EXERCISE AIM: Every line must be returned precisely as it is written.

LISTED ENTRIES:
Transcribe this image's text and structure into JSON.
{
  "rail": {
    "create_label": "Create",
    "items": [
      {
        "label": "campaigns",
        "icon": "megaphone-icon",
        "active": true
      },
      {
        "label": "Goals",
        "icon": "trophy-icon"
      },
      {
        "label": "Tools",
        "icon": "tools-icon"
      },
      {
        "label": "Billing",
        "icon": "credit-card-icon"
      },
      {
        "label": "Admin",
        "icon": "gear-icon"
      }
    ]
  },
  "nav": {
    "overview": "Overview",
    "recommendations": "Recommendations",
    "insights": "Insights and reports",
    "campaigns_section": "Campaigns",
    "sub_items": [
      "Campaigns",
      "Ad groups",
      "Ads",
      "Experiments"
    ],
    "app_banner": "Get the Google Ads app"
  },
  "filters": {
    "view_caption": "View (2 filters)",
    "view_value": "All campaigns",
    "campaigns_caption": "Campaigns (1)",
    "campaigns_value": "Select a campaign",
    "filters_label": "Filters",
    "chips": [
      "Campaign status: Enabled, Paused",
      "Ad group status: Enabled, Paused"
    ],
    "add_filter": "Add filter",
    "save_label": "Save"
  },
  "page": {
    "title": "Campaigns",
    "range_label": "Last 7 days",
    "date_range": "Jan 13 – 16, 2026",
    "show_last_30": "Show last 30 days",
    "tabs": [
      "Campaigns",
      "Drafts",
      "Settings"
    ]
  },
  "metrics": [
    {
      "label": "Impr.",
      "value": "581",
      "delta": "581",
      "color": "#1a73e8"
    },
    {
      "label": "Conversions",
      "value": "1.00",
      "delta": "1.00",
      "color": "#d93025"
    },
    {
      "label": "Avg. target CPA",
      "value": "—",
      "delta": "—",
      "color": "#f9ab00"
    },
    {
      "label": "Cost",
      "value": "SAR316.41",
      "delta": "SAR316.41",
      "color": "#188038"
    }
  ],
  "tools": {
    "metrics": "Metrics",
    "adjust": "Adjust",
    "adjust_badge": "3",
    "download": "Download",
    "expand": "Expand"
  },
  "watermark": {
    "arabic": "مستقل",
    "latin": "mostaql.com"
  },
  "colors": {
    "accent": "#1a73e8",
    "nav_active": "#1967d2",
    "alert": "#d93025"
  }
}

RESULT OF THE TASK:
Transcribe this image's text and structure into JSON.
{
  "rail": {
    "create_label": "Create",
    "items": [
      {
        "label": "campaigns",
        "icon": "megaphone-icon",
        "active": true
      },
      {
        "label": "Goals",
        "icon": "trophy-icon"
      },
      {
        "label": "Tools",
        "icon": "tools-icon"
      },
      {
        "label": "Billing",
        "icon": "credit-card-icon"
      },
      {
        "label": "Admin",
        "icon": "gear-icon"
      }
    ]
  },
  "nav": {
    "overview": "Overview",
    "recommendations": "Recommendations",
    "insights": "Insights and reports",
    "campaigns_section": "Campaigns",
    "sub_items": [
      "Campaigns",
      "Ad groups",
      "Ads",
      "Experiments"
    ],
    "app_banner": "Get the Google Ads app"
  },
  "filters": {
    "view_caption": "View (2 filters)",
    "view_value": "All campaigns",
    "campaigns_caption": "Campaigns (1)",
    "campaigns_value": "Select a campaign",
    "filters_label": "Filters",
    "chips": [
      "Campaign status: Enabled, Paused",
      "Ad group status: Enabled, Paused"
    ],
    "add_filter": "Add filter",
    "save_label": "Save"
  },
  "page": {
    "title": "Campaigns",
    "range_label": "Last 7 days",
    "date_range": "Jan 13 – 16, 2026",
    "show_last_30": "Show last 30 days",
    "tabs": [
      "Campaigns",
      "Drafts",
      "Settings"
    ]
  },
  "metrics": [
    {
      "label": "Impr.",
      "value": "581",
      "delta": "581",
      "color": "#1a73e8"
    },
    {
      "label": "Conversions",
      "value": "1.00",
      "delta": "1.00",
      "color": "#d93025"
    },
    {
      "label": "Avg. target CPA",
      "value": "—",
      "delta": "—",
      "color": "#f9ab00"
    },
    {
      "label": "Cost",
      "value": "SAR316.41",
      "delta": "SAR316.41",
      "color": "#188038"
    }
  ],
  "tools": {
    "metrics": "Metrics",
    "adjust": "Adjust",
    "adjust_badge": "3",
    "download": "Download",
    "expand": "Expand"
  },
  "watermark": {
    "arabic": "مستقل",
    "latin": "mostaql.com"
  },
  "colors": {
    "accent": "#1a73e8",
    "nav_active": "#1967d2",
    "alert": "#d93025"
  }
}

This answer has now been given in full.